## DATASET CONTENT
╭──

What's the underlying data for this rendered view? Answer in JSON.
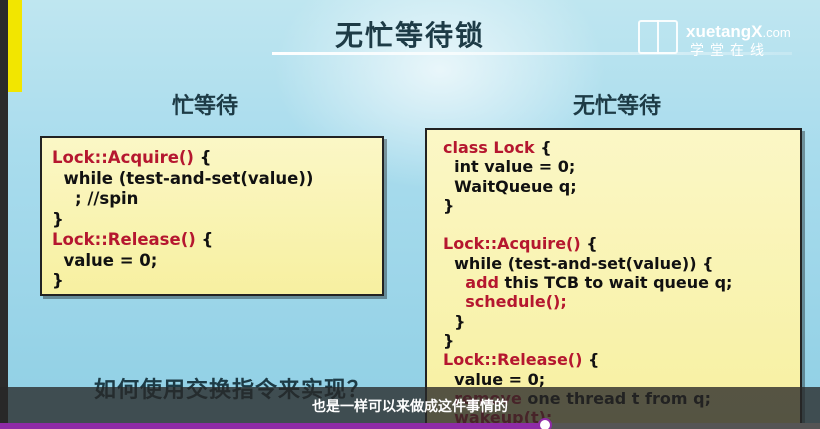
{
  "slide": {
    "title": "无忙等待锁",
    "left_heading": "忙等待",
    "right_heading": "无忙等待",
    "question": "如何使用交换指令来实现？"
  },
  "logo": {
    "text_brand": "xuetangX",
    "text_domain": ".com",
    "text_cn": "学堂在线"
  },
  "busy_wait_code": [
    {
      "kw": "Lock::Acquire()",
      "rest": " {"
    },
    {
      "kw": "",
      "rest": "  while (test-and-set(value))"
    },
    {
      "kw": "",
      "rest": "    ; //spin"
    },
    {
      "kw": "",
      "rest": "}"
    },
    {
      "kw": "Lock::Release()",
      "rest": " {"
    },
    {
      "kw": "",
      "rest": "  value = 0;"
    },
    {
      "kw": "",
      "rest": "}"
    }
  ],
  "no_busy_wait_code": [
    {
      "pre": "",
      "kw": "class Lock",
      "rest": " {"
    },
    {
      "pre": "  int value = 0;",
      "kw": "",
      "rest": ""
    },
    {
      "pre": "  WaitQueue q;",
      "kw": "",
      "rest": ""
    },
    {
      "pre": "}",
      "kw": "",
      "rest": ""
    },
    {
      "pre": "",
      "kw": "",
      "rest": ""
    },
    {
      "pre": "",
      "kw": "Lock::Acquire()",
      "rest": " {"
    },
    {
      "pre": "  while (test-and-set(value)) {",
      "kw": "",
      "rest": ""
    },
    {
      "pre": "    ",
      "kw": "add",
      "rest": " this TCB to wait queue q;"
    },
    {
      "pre": "    ",
      "kw": "schedule();",
      "rest": ""
    },
    {
      "pre": "  }",
      "kw": "",
      "rest": ""
    },
    {
      "pre": "}",
      "kw": "",
      "rest": ""
    },
    {
      "pre": "",
      "kw": "Lock::Release()",
      "rest": " {"
    },
    {
      "pre": "  value = 0;",
      "kw": "",
      "rest": ""
    },
    {
      "pre": "  ",
      "kw": "remove",
      "rest": " one thread t from q;"
    },
    {
      "pre": "  ",
      "kw": "wakeup(t);",
      "rest": ""
    },
    {
      "pre": "}",
      "kw": "",
      "rest": ""
    }
  ],
  "video": {
    "subtitle": "也是一样可以来做成这件事情的",
    "progress_fraction": 0.665
  },
  "colors": {
    "keyword": "#b5172f",
    "box_fill": "#f7f0a0",
    "progress": "#8e2ba6"
  }
}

╰──

## EXERCISE DESCRIPTION
In the data above, tally the lines holding "test" and answer with the figure only.

## EXERCISE OUTPUT
2